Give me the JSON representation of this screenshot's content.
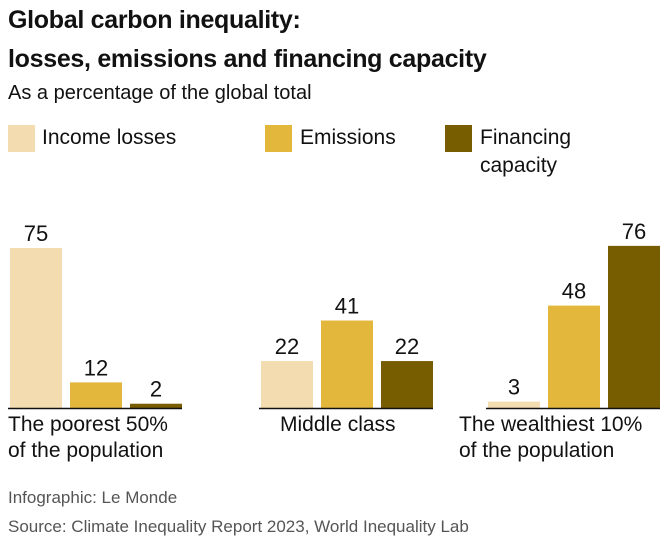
{
  "title_line1": "Global carbon inequality:",
  "title_line2": "losses, emissions and financing capacity",
  "subtitle": "As a percentage of the global total",
  "footer": {
    "credit": "Infographic: Le Monde",
    "source": "Source: Climate Inequality Report 2023, World Inequality Lab"
  },
  "chart_data": {
    "type": "bar",
    "categories": [
      "The poorest 50% of the population",
      "Middle class",
      "The wealthiest 10% of the population"
    ],
    "category_lines": [
      [
        "The poorest 50%",
        "of the population"
      ],
      [
        "Middle class"
      ],
      [
        "The wealthiest 10%",
        "of the population"
      ]
    ],
    "series": [
      {
        "name": "Income losses",
        "values": [
          75,
          22,
          3
        ],
        "color": "#f3ddb0"
      },
      {
        "name": "Emissions",
        "values": [
          12,
          41,
          48
        ],
        "color": "#e3b63c"
      },
      {
        "name": "Financing capacity",
        "values": [
          2,
          22,
          76
        ],
        "color": "#785c00"
      }
    ],
    "legend_lines": [
      [
        "Income losses"
      ],
      [
        "Emissions"
      ],
      [
        "Financing",
        "capacity"
      ]
    ],
    "ylim": [
      0,
      76
    ],
    "legend": "top",
    "grid": false
  }
}
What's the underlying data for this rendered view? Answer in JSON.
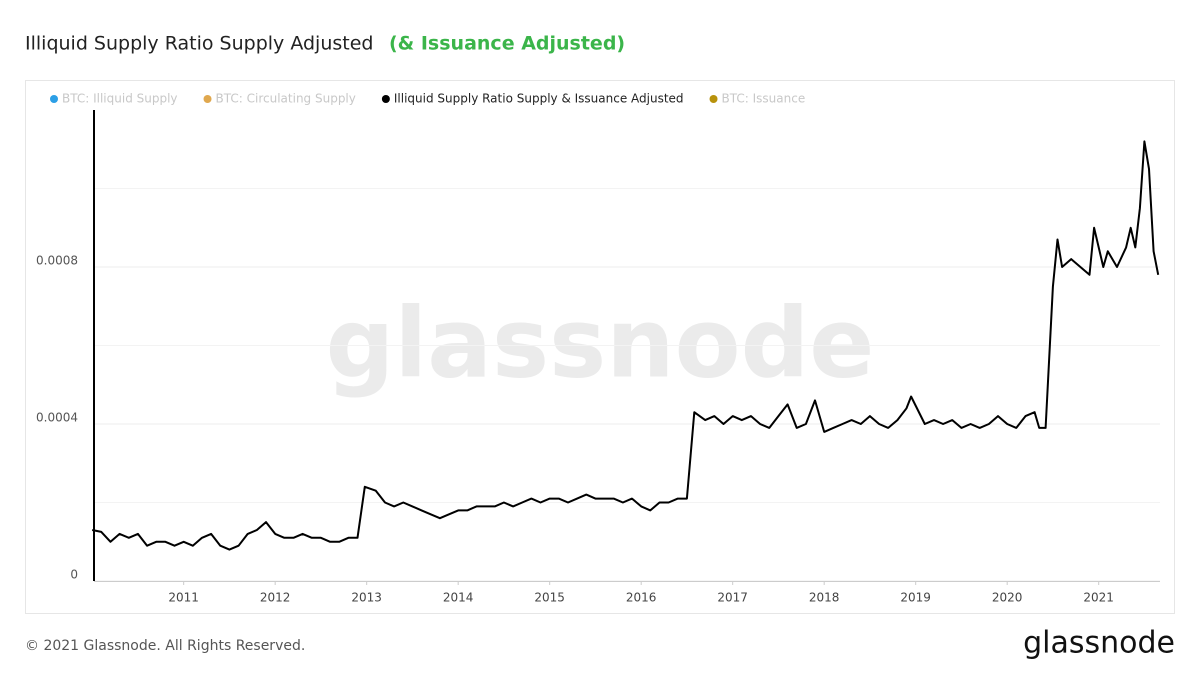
{
  "chart_data": {
    "type": "line",
    "title": "Illiquid Supply Ratio Supply Adjusted",
    "subtitle": "(& Issuance Adjusted)",
    "legend": [
      {
        "name": "BTC: Illiquid Supply",
        "color": "#2c9fe6",
        "hidden": true
      },
      {
        "name": "BTC: Circulating Supply",
        "color": "#e0a84e",
        "hidden": true
      },
      {
        "name": "Illiquid Supply Ratio Supply & Issuance Adjusted",
        "color": "#000000",
        "hidden": false
      },
      {
        "name": "BTC: Issuance",
        "color": "#b8920c",
        "hidden": true
      }
    ],
    "series": [
      {
        "name": "Illiquid Supply Ratio Supply & Issuance Adjusted",
        "color": "#000000",
        "x": [
          2010.0,
          2010.1,
          2010.2,
          2010.3,
          2010.4,
          2010.5,
          2010.6,
          2010.7,
          2010.8,
          2010.9,
          2011.0,
          2011.1,
          2011.2,
          2011.3,
          2011.4,
          2011.5,
          2011.6,
          2011.7,
          2011.8,
          2011.9,
          2012.0,
          2012.1,
          2012.2,
          2012.3,
          2012.4,
          2012.5,
          2012.6,
          2012.7,
          2012.8,
          2012.9,
          2012.98,
          2013.1,
          2013.2,
          2013.3,
          2013.4,
          2013.5,
          2013.6,
          2013.7,
          2013.8,
          2013.9,
          2014.0,
          2014.1,
          2014.2,
          2014.3,
          2014.4,
          2014.5,
          2014.6,
          2014.7,
          2014.8,
          2014.9,
          2015.0,
          2015.1,
          2015.2,
          2015.3,
          2015.4,
          2015.5,
          2015.6,
          2015.7,
          2015.8,
          2015.9,
          2016.0,
          2016.1,
          2016.2,
          2016.3,
          2016.4,
          2016.5,
          2016.58,
          2016.7,
          2016.8,
          2016.9,
          2017.0,
          2017.1,
          2017.2,
          2017.3,
          2017.4,
          2017.5,
          2017.6,
          2017.7,
          2017.8,
          2017.9,
          2018.0,
          2018.1,
          2018.2,
          2018.3,
          2018.4,
          2018.5,
          2018.6,
          2018.7,
          2018.8,
          2018.9,
          2018.95,
          2019.1,
          2019.2,
          2019.3,
          2019.4,
          2019.5,
          2019.6,
          2019.7,
          2019.8,
          2019.9,
          2020.0,
          2020.1,
          2020.2,
          2020.3,
          2020.35,
          2020.42,
          2020.5,
          2020.55,
          2020.6,
          2020.7,
          2020.8,
          2020.9,
          2020.95,
          2021.0,
          2021.05,
          2021.1,
          2021.2,
          2021.3,
          2021.35,
          2021.4,
          2021.45,
          2021.5,
          2021.55,
          2021.6,
          2021.65
        ],
        "values": [
          0.00013,
          0.000125,
          0.0001,
          0.00012,
          0.00011,
          0.00012,
          9e-05,
          0.0001,
          0.0001,
          9e-05,
          0.0001,
          9e-05,
          0.00011,
          0.00012,
          9e-05,
          8e-05,
          9e-05,
          0.00012,
          0.00013,
          0.00015,
          0.00012,
          0.00011,
          0.00011,
          0.00012,
          0.00011,
          0.00011,
          0.0001,
          0.0001,
          0.00011,
          0.00011,
          0.00024,
          0.00023,
          0.0002,
          0.00019,
          0.0002,
          0.00019,
          0.00018,
          0.00017,
          0.00016,
          0.00017,
          0.00018,
          0.00018,
          0.00019,
          0.00019,
          0.00019,
          0.0002,
          0.00019,
          0.0002,
          0.00021,
          0.0002,
          0.00021,
          0.00021,
          0.0002,
          0.00021,
          0.00022,
          0.00021,
          0.00021,
          0.00021,
          0.0002,
          0.00021,
          0.00019,
          0.00018,
          0.0002,
          0.0002,
          0.00021,
          0.00021,
          0.00043,
          0.00041,
          0.00042,
          0.0004,
          0.00042,
          0.00041,
          0.00042,
          0.0004,
          0.00039,
          0.00042,
          0.00045,
          0.00039,
          0.0004,
          0.00046,
          0.00038,
          0.00039,
          0.0004,
          0.00041,
          0.0004,
          0.00042,
          0.0004,
          0.00039,
          0.00041,
          0.00044,
          0.00047,
          0.0004,
          0.00041,
          0.0004,
          0.00041,
          0.00039,
          0.0004,
          0.00039,
          0.0004,
          0.00042,
          0.0004,
          0.00039,
          0.00042,
          0.00043,
          0.00039,
          0.00039,
          0.00075,
          0.00087,
          0.0008,
          0.00082,
          0.0008,
          0.00078,
          0.0009,
          0.00085,
          0.0008,
          0.00084,
          0.0008,
          0.00085,
          0.0009,
          0.00085,
          0.00095,
          0.00112,
          0.00105,
          0.00084,
          0.00078
        ]
      }
    ],
    "xlim": [
      2010.02,
      2021.67
    ],
    "xticks": [
      2011,
      2012,
      2013,
      2014,
      2015,
      2016,
      2017,
      2018,
      2019,
      2020,
      2021
    ],
    "ylim": [
      0,
      0.0012
    ],
    "yticks": [
      0,
      0.0004,
      0.0008
    ],
    "grid": true,
    "watermark": "glassnode",
    "footer": "© 2021 Glassnode. All Rights Reserved.",
    "logo": "glassnode"
  }
}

- _Set exercise_
Take every line containing the word "capacity" and copy it.

- _Solution to this exercise_
  "title_line2": "losses, emissions and financing capacity",
        "name": "Financing capacity",
        "capacity"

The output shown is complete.